• Exercise directions:
Where a line holds the word "Round", copy that line.

--- Data lines ---

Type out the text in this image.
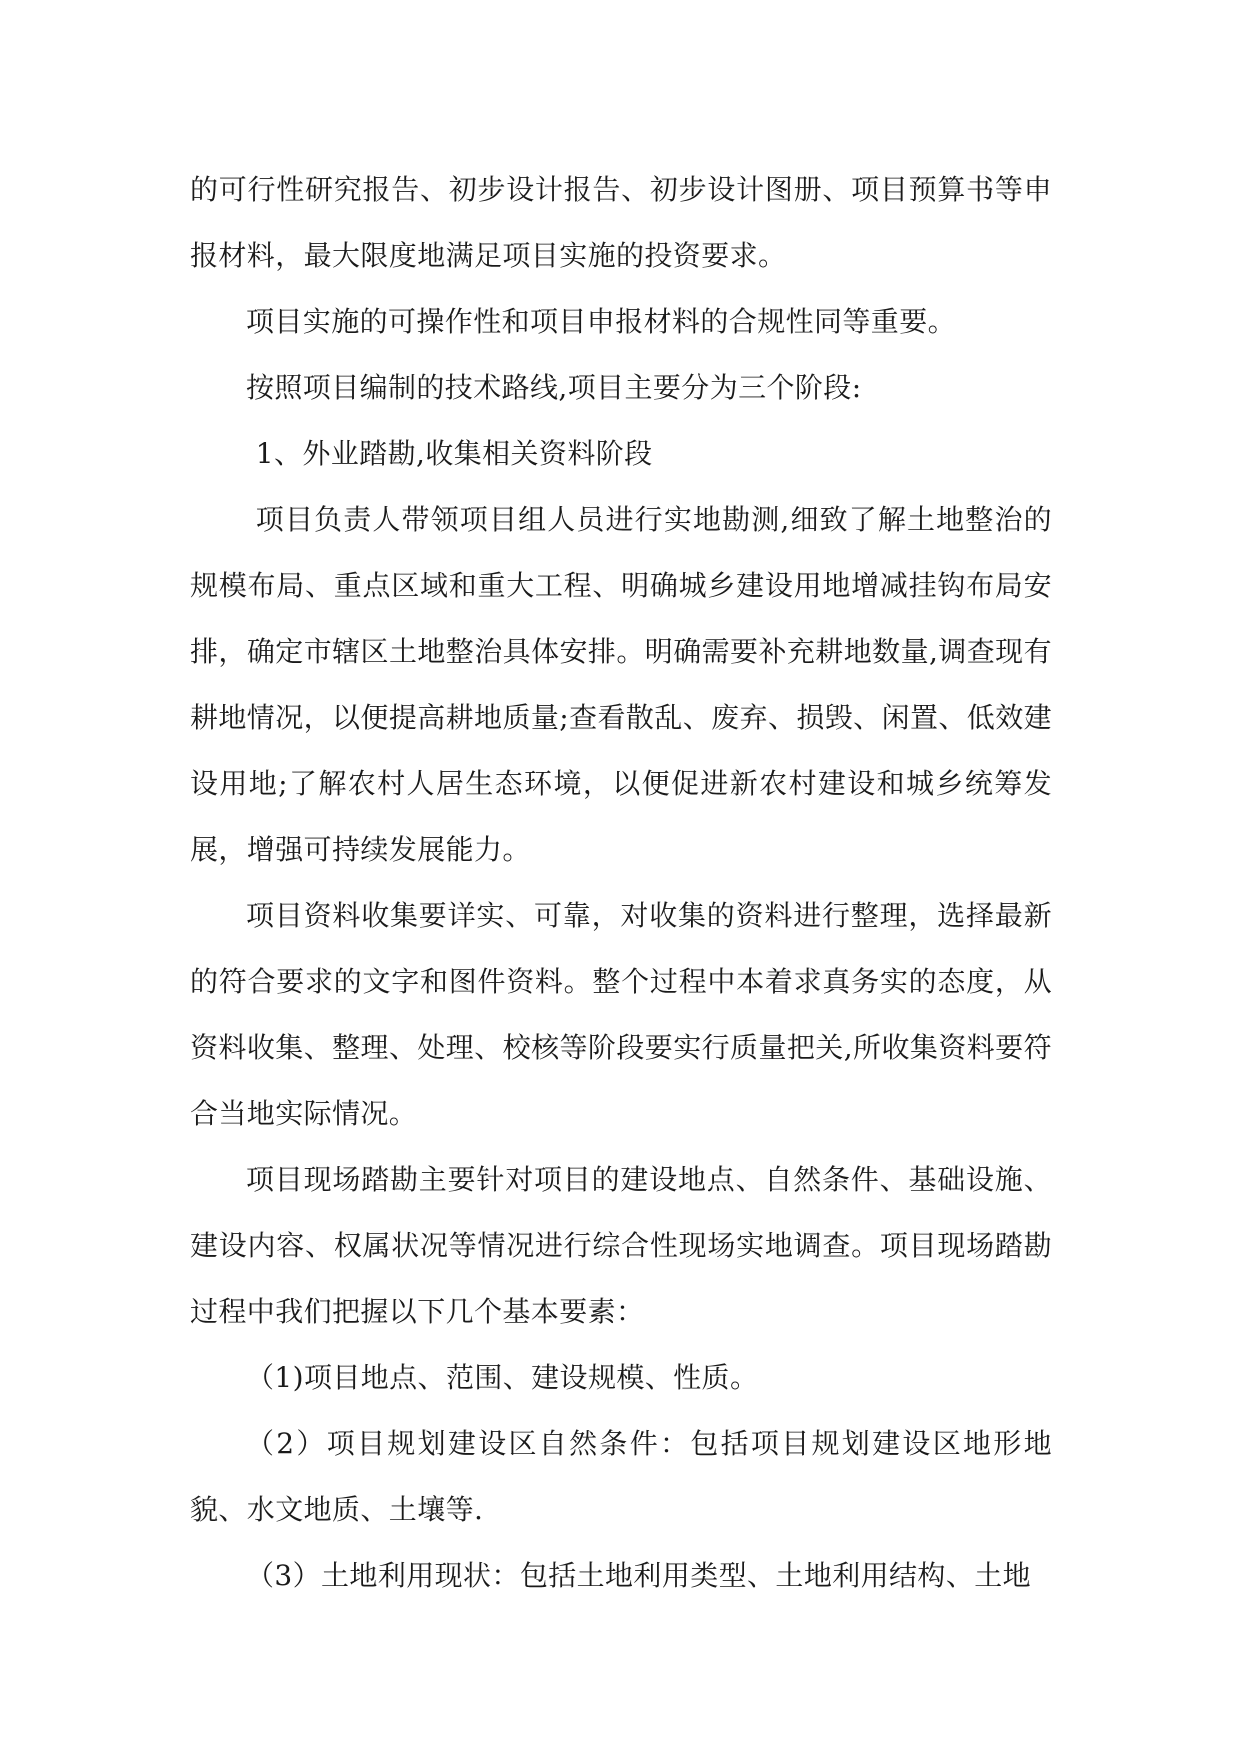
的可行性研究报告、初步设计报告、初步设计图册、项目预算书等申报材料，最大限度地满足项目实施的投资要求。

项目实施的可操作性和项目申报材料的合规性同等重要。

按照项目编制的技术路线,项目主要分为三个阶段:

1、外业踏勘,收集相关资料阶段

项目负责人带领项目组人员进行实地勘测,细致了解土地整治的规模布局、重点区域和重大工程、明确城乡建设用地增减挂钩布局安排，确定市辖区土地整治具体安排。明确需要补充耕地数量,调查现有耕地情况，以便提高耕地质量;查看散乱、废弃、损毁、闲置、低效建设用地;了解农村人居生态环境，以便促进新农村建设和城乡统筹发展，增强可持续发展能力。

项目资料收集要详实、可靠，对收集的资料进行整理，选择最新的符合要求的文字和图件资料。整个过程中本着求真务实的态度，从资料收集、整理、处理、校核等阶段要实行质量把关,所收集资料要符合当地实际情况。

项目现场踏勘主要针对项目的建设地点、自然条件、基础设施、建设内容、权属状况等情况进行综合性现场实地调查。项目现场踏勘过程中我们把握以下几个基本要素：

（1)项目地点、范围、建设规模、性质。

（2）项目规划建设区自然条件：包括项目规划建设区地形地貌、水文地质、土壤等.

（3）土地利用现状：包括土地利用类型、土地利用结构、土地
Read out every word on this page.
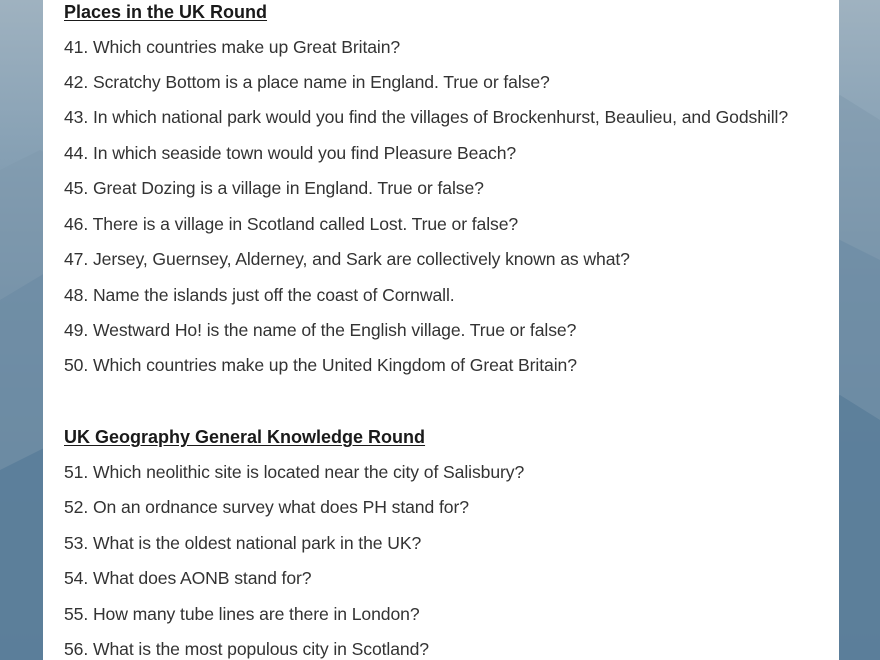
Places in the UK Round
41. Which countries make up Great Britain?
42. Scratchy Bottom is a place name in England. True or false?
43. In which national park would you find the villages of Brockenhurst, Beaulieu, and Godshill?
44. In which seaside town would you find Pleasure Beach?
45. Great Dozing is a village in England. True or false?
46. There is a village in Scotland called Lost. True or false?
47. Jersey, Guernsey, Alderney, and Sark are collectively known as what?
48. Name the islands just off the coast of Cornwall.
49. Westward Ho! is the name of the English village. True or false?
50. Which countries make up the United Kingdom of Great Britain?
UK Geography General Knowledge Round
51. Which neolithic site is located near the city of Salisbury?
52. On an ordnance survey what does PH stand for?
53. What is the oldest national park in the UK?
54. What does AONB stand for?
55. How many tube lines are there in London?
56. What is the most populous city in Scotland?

---

• Response below:
Places in the UK Round
UK Geography General Knowledge Round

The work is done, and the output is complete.